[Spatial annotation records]
◆ ◆ ◆ ◆ ◆ ◆ ◆

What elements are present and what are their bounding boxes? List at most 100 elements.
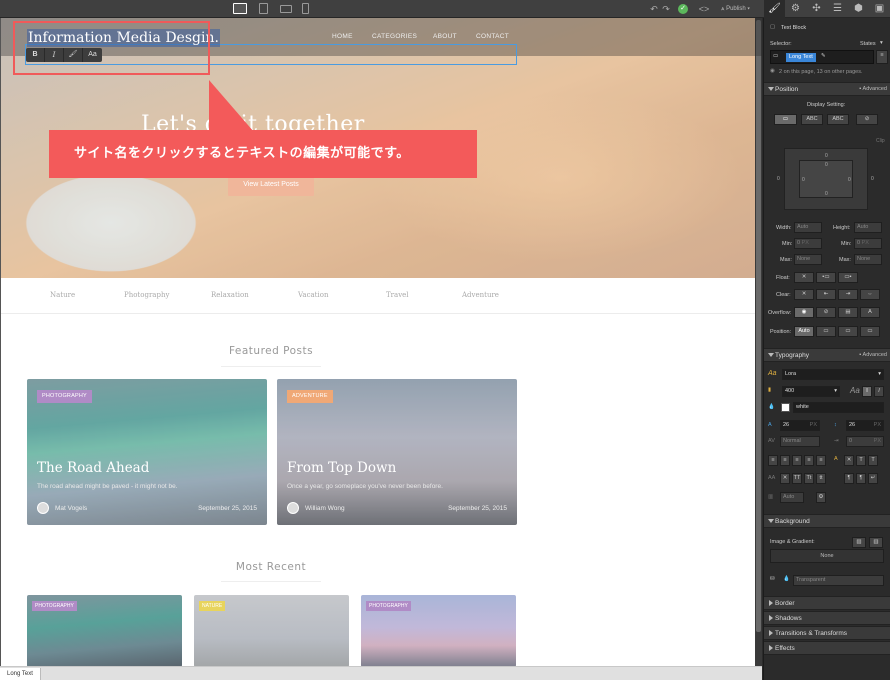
- selector-chip[interactable]: Long Text: [786, 53, 816, 62]
- selector-field[interactable]: ▭ Long Text ✎: [770, 50, 874, 64]
- portrait-phone-view-icon[interactable]: [302, 3, 309, 14]
- category-link[interactable]: Travel: [386, 291, 409, 299]
- selector-menu-button[interactable]: ≡: [876, 50, 888, 64]
- nav-about[interactable]: ABOUT: [433, 33, 457, 40]
- direction-rtl-button[interactable]: ¶: [856, 473, 866, 484]
- decoration-none-button[interactable]: ✕: [844, 455, 854, 466]
- min-height-input[interactable]: 0 PX: [854, 238, 882, 249]
- columns-input[interactable]: Auto: [780, 492, 804, 503]
- undo-icon[interactable]: ↶: [649, 3, 659, 15]
- width-input[interactable]: Auto: [794, 222, 822, 233]
- canvas-scrollbar[interactable]: [755, 18, 762, 666]
- padding-left-value[interactable]: 0: [802, 177, 805, 183]
- transform-uppercase-button[interactable]: TT: [792, 473, 802, 484]
- nav-categories[interactable]: CATEGORIES: [372, 33, 417, 40]
- background-image-list[interactable]: None: [770, 549, 884, 563]
- display-none-button[interactable]: ⊘: [856, 114, 878, 125]
- navigator-icon[interactable]: ☰: [827, 0, 848, 18]
- post-badge[interactable]: NATURE: [199, 601, 226, 611]
- max-width-input[interactable]: None: [794, 254, 822, 265]
- font-style-normal-button[interactable]: I: [862, 386, 872, 397]
- symbols-icon[interactable]: ✣: [806, 0, 827, 18]
- text-color-input[interactable]: white: [793, 402, 884, 413]
- overflow-auto-button[interactable]: A: [860, 307, 880, 318]
- text-indent-input[interactable]: 0 PX: [846, 436, 884, 447]
- line-height-input[interactable]: 26 PX: [846, 420, 884, 431]
- style-panel-brush-icon[interactable]: 🖌: [764, 0, 785, 18]
- shadows-section-header[interactable]: Shadows: [764, 611, 890, 625]
- transform-lowercase-button[interactable]: tt: [816, 473, 826, 484]
- post-badge[interactable]: PHOTOGRAPHY: [32, 601, 77, 611]
- position-absolute-button[interactable]: ▭: [838, 326, 858, 337]
- nav-contact[interactable]: CONTACT: [476, 33, 509, 40]
- max-height-input[interactable]: None: [854, 254, 882, 265]
- edit-selector-icon[interactable]: ✎: [821, 53, 826, 59]
- decoration-underline-button[interactable]: T: [868, 455, 878, 466]
- design-canvas[interactable]: Information Media Desgin. B I 🖌 Aa HOME …: [0, 18, 762, 666]
- pages-icon[interactable]: ▣: [869, 0, 890, 18]
- desktop-view-icon[interactable]: [233, 3, 247, 14]
- transitions-section-header[interactable]: Transitions & Transforms: [764, 626, 890, 640]
- position-section-header[interactable]: Position ▪ Advanced: [764, 82, 890, 96]
- overflow-scroll-button[interactable]: ▤: [838, 307, 858, 318]
- position-relative-button[interactable]: ▭: [816, 326, 836, 337]
- transform-none-button[interactable]: ✕: [780, 473, 790, 484]
- overflow-visible-button[interactable]: ◉: [794, 307, 814, 318]
- breadcrumb-item[interactable]: Long Text: [0, 668, 41, 680]
- post-badge[interactable]: PHOTOGRAPHY: [366, 601, 411, 611]
- settings-gear-icon[interactable]: ⚙: [785, 0, 806, 18]
- position-auto-button[interactable]: Auto: [794, 326, 814, 337]
- display-inline-block-button[interactable]: ABC: [801, 114, 823, 125]
- padding-right-value[interactable]: 0: [848, 177, 851, 183]
- clip-label[interactable]: Clip: [876, 138, 885, 144]
- text-color-swatch[interactable]: [781, 403, 790, 412]
- assets-cube-icon[interactable]: ⬢: [848, 0, 869, 18]
- margin-top-value[interactable]: 0: [825, 153, 828, 159]
- box-model-editor[interactable]: 0 0 0 0 0: [784, 148, 868, 210]
- chevron-down-icon[interactable]: ▾: [880, 40, 883, 46]
- post-badge[interactable]: PHOTOGRAPHY: [37, 390, 92, 403]
- align-start-button[interactable]: ≡: [816, 455, 826, 466]
- background-section-header[interactable]: Background: [764, 514, 890, 528]
- category-link[interactable]: Adventure: [462, 291, 499, 299]
- clear-both-button[interactable]: ⇔: [860, 289, 880, 300]
- post-badge[interactable]: ADVENTURE: [287, 390, 333, 403]
- float-none-button[interactable]: ✕: [794, 272, 814, 283]
- font-size-input[interactable]: 26 PX: [780, 420, 820, 431]
- margin-right-value[interactable]: 0: [871, 176, 874, 182]
- border-section-header[interactable]: Border: [764, 596, 890, 610]
- decoration-strike-button[interactable]: T: [856, 455, 866, 466]
- typography-advanced-toggle[interactable]: ▪ Advanced: [859, 349, 887, 362]
- display-inline-button[interactable]: ABC: [827, 114, 849, 125]
- float-left-button[interactable]: ▪▭: [816, 272, 836, 283]
- category-link[interactable]: Vacation: [298, 291, 328, 299]
- position-advanced-toggle[interactable]: ▪ Advanced: [859, 83, 887, 96]
- align-left-button[interactable]: ≡: [768, 455, 778, 466]
- font-family-select[interactable]: Lora ▾: [782, 369, 884, 380]
- redo-icon[interactable]: ↷: [661, 3, 671, 15]
- publish-button[interactable]: ⩓ Publish ▾: [721, 3, 750, 15]
- direction-ltr-button[interactable]: ¶: [844, 473, 854, 484]
- nav-home[interactable]: HOME: [332, 33, 353, 40]
- add-gradient-button[interactable]: ▥: [869, 537, 883, 548]
- display-block-button[interactable]: ▭: [774, 114, 797, 125]
- background-color-input[interactable]: Transparent: [793, 575, 884, 586]
- align-center-button[interactable]: ≡: [780, 455, 790, 466]
- font-weight-select[interactable]: 400 ▾: [782, 386, 840, 397]
- add-image-button[interactable]: ▨: [852, 537, 866, 548]
- letter-spacing-input[interactable]: Normal: [780, 436, 820, 447]
- float-right-button[interactable]: ▭▪: [838, 272, 858, 283]
- height-input[interactable]: Auto: [854, 222, 882, 233]
- text-break-button[interactable]: ↵: [868, 473, 878, 484]
- code-view-icon[interactable]: <>: [697, 3, 711, 15]
- padding-bottom-value[interactable]: 0: [825, 191, 828, 197]
- font-style-italic-button[interactable]: I: [874, 386, 884, 397]
- align-right-button[interactable]: ≡: [792, 455, 802, 466]
- effects-section-header[interactable]: Effects: [764, 641, 890, 655]
- category-link[interactable]: Relaxation: [211, 291, 249, 299]
- clear-left-button[interactable]: ⇤: [816, 289, 836, 300]
- padding-top-value[interactable]: 0: [825, 162, 828, 168]
- recent-post-card[interactable]: PHOTOGRAPHY: [27, 595, 182, 666]
- align-justify-button[interactable]: ≡: [804, 455, 814, 466]
- tablet-view-icon[interactable]: [259, 3, 268, 14]
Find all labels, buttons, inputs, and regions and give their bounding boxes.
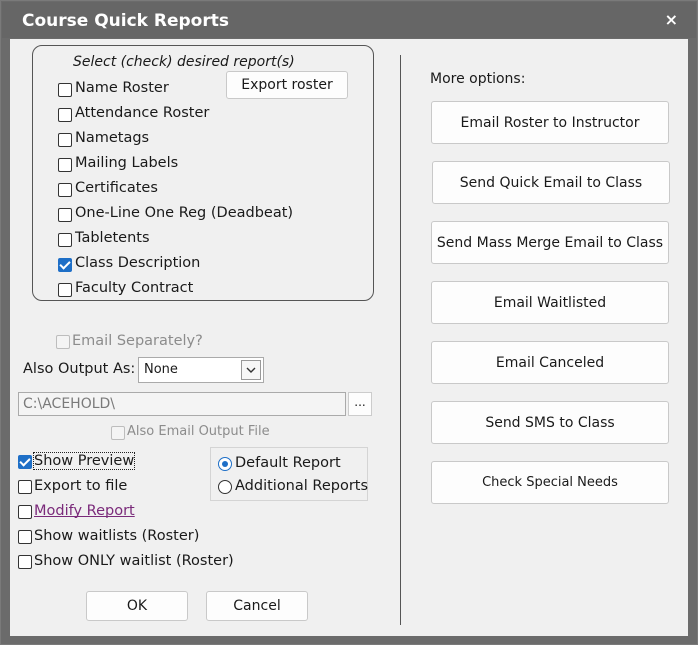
output-path-value: C:\ACEHOLD\ [23, 396, 116, 412]
export-roster-button[interactable]: Export roster [226, 71, 348, 99]
label-faculty-contract: Faculty Contract [75, 280, 194, 296]
dialog-body: Select (check) desired report(s) Export … [10, 39, 688, 636]
close-icon[interactable]: × [665, 10, 678, 29]
checkbox-email-separately[interactable] [56, 335, 70, 349]
ok-button[interactable]: OK [86, 591, 188, 621]
checkbox-modify-report[interactable] [18, 505, 32, 519]
label-also-output-as: Also Output As: [23, 361, 136, 377]
label-also-email-output: Also Email Output File [127, 424, 270, 439]
checkbox-also-email-output[interactable] [111, 426, 125, 440]
label-class-description: Class Description [75, 255, 201, 271]
output-format-select[interactable]: None [138, 357, 264, 383]
report-group-title: Select (check) desired report(s) [73, 54, 295, 70]
label-show-only-waitlist: Show ONLY waitlist (Roster) [34, 553, 234, 569]
checkbox-nametags[interactable] [58, 133, 72, 147]
label-show-preview: Show Preview [32, 452, 136, 470]
output-path-field[interactable]: C:\ACEHOLD\ [18, 392, 346, 416]
label-nametags: Nametags [75, 130, 150, 146]
checkbox-mailing-labels[interactable] [58, 158, 72, 172]
label-default-report: Default Report [235, 455, 341, 471]
modify-report-link[interactable]: Modify Report [34, 503, 135, 519]
checkbox-show-preview[interactable] [18, 455, 32, 469]
label-attendance-roster: Attendance Roster [75, 105, 210, 121]
label-export-to-file: Export to file [34, 478, 128, 494]
check-special-needs-button[interactable]: Check Special Needs [431, 461, 669, 504]
send-quick-email-button[interactable]: Send Quick Email to Class [432, 161, 670, 204]
more-options-title: More options: [430, 71, 526, 87]
checkbox-certificates[interactable] [58, 183, 72, 197]
title-bar: Course Quick Reports × [2, 2, 696, 38]
browse-button[interactable]: ... [348, 392, 372, 416]
label-email-separately: Email Separately? [72, 333, 203, 349]
course-quick-reports-dialog: Course Quick Reports × Select (check) de… [0, 0, 698, 645]
radio-default-report[interactable] [218, 457, 232, 471]
checkbox-export-to-file[interactable] [18, 480, 32, 494]
label-tabletents: Tabletents [75, 230, 150, 246]
report-selection-group: Select (check) desired report(s) Export … [32, 45, 374, 301]
checkbox-faculty-contract[interactable] [58, 283, 72, 297]
checkbox-name-roster[interactable] [58, 83, 72, 97]
email-canceled-button[interactable]: Email Canceled [431, 341, 669, 384]
label-name-roster: Name Roster [75, 80, 169, 96]
output-format-value: None [144, 362, 178, 377]
checkbox-show-only-waitlist[interactable] [18, 555, 32, 569]
vertical-divider [400, 55, 401, 625]
label-additional-reports: Additional Reports [235, 478, 369, 494]
label-mailing-labels: Mailing Labels [75, 155, 179, 171]
email-waitlisted-button[interactable]: Email Waitlisted [431, 281, 669, 324]
email-roster-to-instructor-button[interactable]: Email Roster to Instructor [431, 101, 669, 144]
checkbox-class-description[interactable] [58, 258, 72, 272]
label-one-line-one-reg: One-Line One Reg (Deadbeat) [75, 205, 294, 221]
dialog-title: Course Quick Reports [22, 11, 229, 31]
label-show-waitlists: Show waitlists (Roster) [34, 528, 200, 544]
radio-additional-reports[interactable] [218, 480, 232, 494]
checkbox-one-line-one-reg[interactable] [58, 208, 72, 222]
checkbox-show-waitlists[interactable] [18, 530, 32, 544]
cancel-button[interactable]: Cancel [206, 591, 308, 621]
chevron-down-icon[interactable] [241, 360, 261, 380]
checkbox-attendance-roster[interactable] [58, 108, 72, 122]
label-certificates: Certificates [75, 180, 158, 196]
send-sms-button[interactable]: Send SMS to Class [431, 401, 669, 444]
checkbox-tabletents[interactable] [58, 233, 72, 247]
report-type-radio-group: Default Report Additional Reports [210, 447, 368, 501]
send-mass-merge-email-button[interactable]: Send Mass Merge Email to Class [431, 221, 669, 264]
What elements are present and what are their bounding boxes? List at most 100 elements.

◆ ◆ ◆ ◆ ◆ ◆ ◆

- [WORK TO BE COMPLETED] Output the lines from the one containing "output-path-value: C:\ACEHOLD\ [23, 396, 116, 412]" through the one containing "send-quick-email-button[interactable]: Send Quick", both included, as a Markdown table with a Row column for the number and a Line column for the line, skipping any blank lines.

- [PROBLEM SOLUTION]
| Row | Line |
|---|---|
| 1 | output-path-value: C:\ACEHOLD\ [23, 396, 116, 412] |
| 2 | export-roster-button[interactable]: Export roster [226, 71, 348, 99] |
| 3 | label-faculty-contract: Faculty Contract [75, 280, 194, 296] |
| 4 | dialog-body: Select (check) desired report(s) Export … [10, 39, 688, 636] |
| 5 | close-icon[interactable]: × [665, 10, 678, 29] |
| 6 | checkbox-email-separately[interactable] [56, 335, 70, 349] |
| 7 | ok-button[interactable]: OK [86, 591, 188, 621] |
| 8 | checkbox-modify-report[interactable] [18, 505, 32, 519] |
| 9 | label-also-output-as: Also Output As: [23, 361, 136, 377] |
| 10 | label-also-email-output: Also Email Output File [127, 424, 270, 439] |
| 11 | checkbox-also-email-output[interactable] [111, 426, 125, 440] |
| 12 | label-class-description: Class Description [75, 255, 201, 271] |
| 13 | output-format-select[interactable]: None [138, 357, 264, 383] |
| 14 | report-group-title: Select (check) desired report(s) [73, 54, 295, 70] |
| 15 | label-show-only-waitlist: Show ONLY waitlist (Roster) [34, 553, 234, 569] |
| 16 | checkbox-nametags[interactable] [58, 133, 72, 147] |
| 17 | label-show-preview: Show Preview [32, 452, 136, 470] |
| 18 | output-path-field[interactable]: C:\ACEHOLD\ [18, 392, 346, 416] |
| 19 | label-nametags: Nametags [75, 130, 150, 146] |
| 20 | checkbox-mailing-labels[interactable] [58, 158, 72, 172] |
| 21 | label-default-report: Default Report [235, 455, 341, 471] |
| 22 | modify-report-link[interactable]: Modify Report [34, 503, 135, 519] |
| 23 | checkbox-show-preview[interactable] [18, 455, 32, 469] |
| 24 | label-attendance-roster: Attendance Roster [75, 105, 210, 121] |
| 25 | label-export-to-file: Export to file [34, 478, 128, 494] |
| 26 | check-special-needs-button[interactable]: Check Special Needs [431, 461, 669, 504] |
| 27 | send-quick-email-button[interactable]: Send Quick Email to Class [432, 161, 670, 204] |